:: PROVIDED DATA ::

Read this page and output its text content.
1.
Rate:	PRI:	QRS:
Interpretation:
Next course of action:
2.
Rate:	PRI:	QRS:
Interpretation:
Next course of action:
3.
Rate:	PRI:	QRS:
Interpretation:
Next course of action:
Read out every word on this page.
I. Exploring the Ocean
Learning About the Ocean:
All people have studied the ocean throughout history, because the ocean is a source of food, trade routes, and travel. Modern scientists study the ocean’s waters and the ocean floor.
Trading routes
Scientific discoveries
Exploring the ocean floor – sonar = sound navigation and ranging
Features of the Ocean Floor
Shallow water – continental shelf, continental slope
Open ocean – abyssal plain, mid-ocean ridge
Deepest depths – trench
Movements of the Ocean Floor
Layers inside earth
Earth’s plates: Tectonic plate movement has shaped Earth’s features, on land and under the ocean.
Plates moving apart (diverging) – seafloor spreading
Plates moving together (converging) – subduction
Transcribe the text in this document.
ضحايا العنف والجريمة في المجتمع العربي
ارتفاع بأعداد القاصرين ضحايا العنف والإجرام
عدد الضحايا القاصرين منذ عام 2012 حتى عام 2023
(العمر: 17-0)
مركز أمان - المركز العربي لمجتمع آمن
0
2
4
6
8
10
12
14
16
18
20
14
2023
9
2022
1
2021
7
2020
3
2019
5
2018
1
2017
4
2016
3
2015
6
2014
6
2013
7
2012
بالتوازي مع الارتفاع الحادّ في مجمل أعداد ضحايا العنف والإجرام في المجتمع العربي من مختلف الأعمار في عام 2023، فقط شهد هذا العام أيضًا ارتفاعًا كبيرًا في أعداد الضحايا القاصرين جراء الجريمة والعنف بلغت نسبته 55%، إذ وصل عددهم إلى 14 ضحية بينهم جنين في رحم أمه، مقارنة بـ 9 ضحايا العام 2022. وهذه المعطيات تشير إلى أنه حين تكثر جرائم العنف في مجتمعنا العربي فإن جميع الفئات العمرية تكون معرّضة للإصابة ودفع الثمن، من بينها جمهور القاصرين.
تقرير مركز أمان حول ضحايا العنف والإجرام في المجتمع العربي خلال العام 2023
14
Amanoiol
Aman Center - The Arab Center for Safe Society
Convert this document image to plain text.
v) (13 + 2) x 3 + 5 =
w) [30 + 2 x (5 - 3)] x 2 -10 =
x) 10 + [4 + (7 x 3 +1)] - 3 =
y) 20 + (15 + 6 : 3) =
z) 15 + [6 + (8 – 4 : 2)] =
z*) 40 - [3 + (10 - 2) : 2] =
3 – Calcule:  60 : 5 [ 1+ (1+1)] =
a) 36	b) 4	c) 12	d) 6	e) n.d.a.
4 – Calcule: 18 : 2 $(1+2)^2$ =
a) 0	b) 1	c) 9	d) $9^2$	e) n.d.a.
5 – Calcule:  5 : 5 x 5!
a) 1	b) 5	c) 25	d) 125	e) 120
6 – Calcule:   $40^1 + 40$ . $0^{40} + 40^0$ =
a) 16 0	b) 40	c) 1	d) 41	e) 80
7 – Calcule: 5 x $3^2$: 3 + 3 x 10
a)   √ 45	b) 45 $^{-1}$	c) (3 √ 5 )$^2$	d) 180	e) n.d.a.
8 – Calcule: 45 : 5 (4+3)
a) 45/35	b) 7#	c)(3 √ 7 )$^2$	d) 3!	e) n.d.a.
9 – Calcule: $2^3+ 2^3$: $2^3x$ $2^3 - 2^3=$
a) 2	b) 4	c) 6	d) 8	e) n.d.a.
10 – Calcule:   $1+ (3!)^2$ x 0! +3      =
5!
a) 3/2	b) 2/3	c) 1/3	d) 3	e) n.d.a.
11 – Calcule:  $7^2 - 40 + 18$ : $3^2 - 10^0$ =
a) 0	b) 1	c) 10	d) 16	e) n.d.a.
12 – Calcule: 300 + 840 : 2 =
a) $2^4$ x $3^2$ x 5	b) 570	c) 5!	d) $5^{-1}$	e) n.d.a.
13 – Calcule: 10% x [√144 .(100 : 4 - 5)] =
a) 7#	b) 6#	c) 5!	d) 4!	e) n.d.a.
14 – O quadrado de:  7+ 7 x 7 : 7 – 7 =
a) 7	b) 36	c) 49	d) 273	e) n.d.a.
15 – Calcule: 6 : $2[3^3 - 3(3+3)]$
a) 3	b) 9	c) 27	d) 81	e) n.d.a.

:::

__PROBLEM__. Repeat the material in full, exactly as it stands.

__SOLUTION__.
Read this page and output its text content.
1.
Rate:	PRI:	QRS:
Interpretation:
Next course of action:
2.
Rate:	PRI:	QRS:
Interpretation:
Next course of action:
3.
Rate:	PRI:	QRS:
Interpretation:
Next course of action:
Read out every word on this page.
I. Exploring the Ocean
Learning About the Ocean:
All people have studied the ocean throughout history, because the ocean is a source of food, trade routes, and travel. Modern scientists study the ocean’s waters and the ocean floor.
Trading routes
Scientific discoveries
Exploring the ocean floor – sonar = sound navigation and ranging
Features of the Ocean Floor
Shallow water – continental shelf, continental slope
Open ocean – abyssal plain, mid-ocean ridge
Deepest depths – trench
Movements of the Ocean Floor
Layers inside earth
Earth’s plates: Tectonic plate movement has shaped Earth’s features, on land and under the ocean.
Plates moving apart (diverging) – seafloor spreading
Plates moving together (converging) – subduction
Transcribe the text in this document.
ضحايا العنف والجريمة في المجتمع العربي
ارتفاع بأعداد القاصرين ضحايا العنف والإجرام
عدد الضحايا القاصرين منذ عام 2012 حتى عام 2023
(العمر: 17-0)
مركز أمان - المركز العربي لمجتمع آمن
0
2
4
6
8
10
12
14
16
18
20
14
2023
9
2022
1
2021
7
2020
3
2019
5
2018
1
2017
4
2016
3
2015
6
2014
6
2013
7
2012
بالتوازي مع الارتفاع الحادّ في مجمل أعداد ضحايا العنف والإجرام في المجتمع العربي من مختلف الأعمار في عام 2023، فقط شهد هذا العام أيضًا ارتفاعًا كبيرًا في أعداد الضحايا القاصرين جراء الجريمة والعنف بلغت نسبته 55%، إذ وصل عددهم إلى 14 ضحية بينهم جنين في رحم أمه، مقارنة بـ 9 ضحايا العام 2022. وهذه المعطيات تشير إلى أنه حين تكثر جرائم العنف في مجتمعنا العربي فإن جميع الفئات العمرية تكون معرّضة للإصابة ودفع الثمن، من بينها جمهور القاصرين.
تقرير مركز أمان حول ضحايا العنف والإجرام في المجتمع العربي خلال العام 2023
14
Amanoiol
Aman Center - The Arab Center for Safe Society
Convert this document image to plain text.
v) (13 + 2) x 3 + 5 =
w) [30 + 2 x (5 - 3)] x 2 -10 =
x) 10 + [4 + (7 x 3 +1)] - 3 =
y) 20 + (15 + 6 : 3) =
z) 15 + [6 + (8 – 4 : 2)] =
z*) 40 - [3 + (10 - 2) : 2] =
3 – Calcule:  60 : 5 [ 1+ (1+1)] =
a) 36	b) 4	c) 12	d) 6	e) n.d.a.
4 – Calcule: 18 : 2 $(1+2)^2$ =
a) 0	b) 1	c) 9	d) $9^2$	e) n.d.a.
5 – Calcule:  5 : 5 x 5!
a) 1	b) 5	c) 25	d) 125	e) 120
6 – Calcule:   $40^1 + 40$ . $0^{40} + 40^0$ =
a) 16 0	b) 40	c) 1	d) 41	e) 80
7 – Calcule: 5 x $3^2$: 3 + 3 x 10
a)   √ 45	b) 45 $^{-1}$	c) (3 √ 5 )$^2$	d) 180	e) n.d.a.
8 – Calcule: 45 : 5 (4+3)
a) 45/35	b) 7#	c)(3 √ 7 )$^2$	d) 3!	e) n.d.a.
9 – Calcule: $2^3+ 2^3$: $2^3x$ $2^3 - 2^3=$
a) 2	b) 4	c) 6	d) 8	e) n.d.a.
10 – Calcule:   $1+ (3!)^2$ x 0! +3      =
5!
a) 3/2	b) 2/3	c) 1/3	d) 3	e) n.d.a.
11 – Calcule:  $7^2 - 40 + 18$ : $3^2 - 10^0$ =
a) 0	b) 1	c) 10	d) 16	e) n.d.a.
12 – Calcule: 300 + 840 : 2 =
a) $2^4$ x $3^2$ x 5	b) 570	c) 5!	d) $5^{-1}$	e) n.d.a.
13 – Calcule: 10% x [√144 .(100 : 4 - 5)] =
a) 7#	b) 6#	c) 5!	d) 4!	e) n.d.a.
14 – O quadrado de:  7+ 7 x 7 : 7 – 7 =
a) 7	b) 36	c) 49	d) 273	e) n.d.a.
15 – Calcule: 6 : $2[3^3 - 3(3+3)]$
a) 3	b) 9	c) 27	d) 81	e) n.d.a.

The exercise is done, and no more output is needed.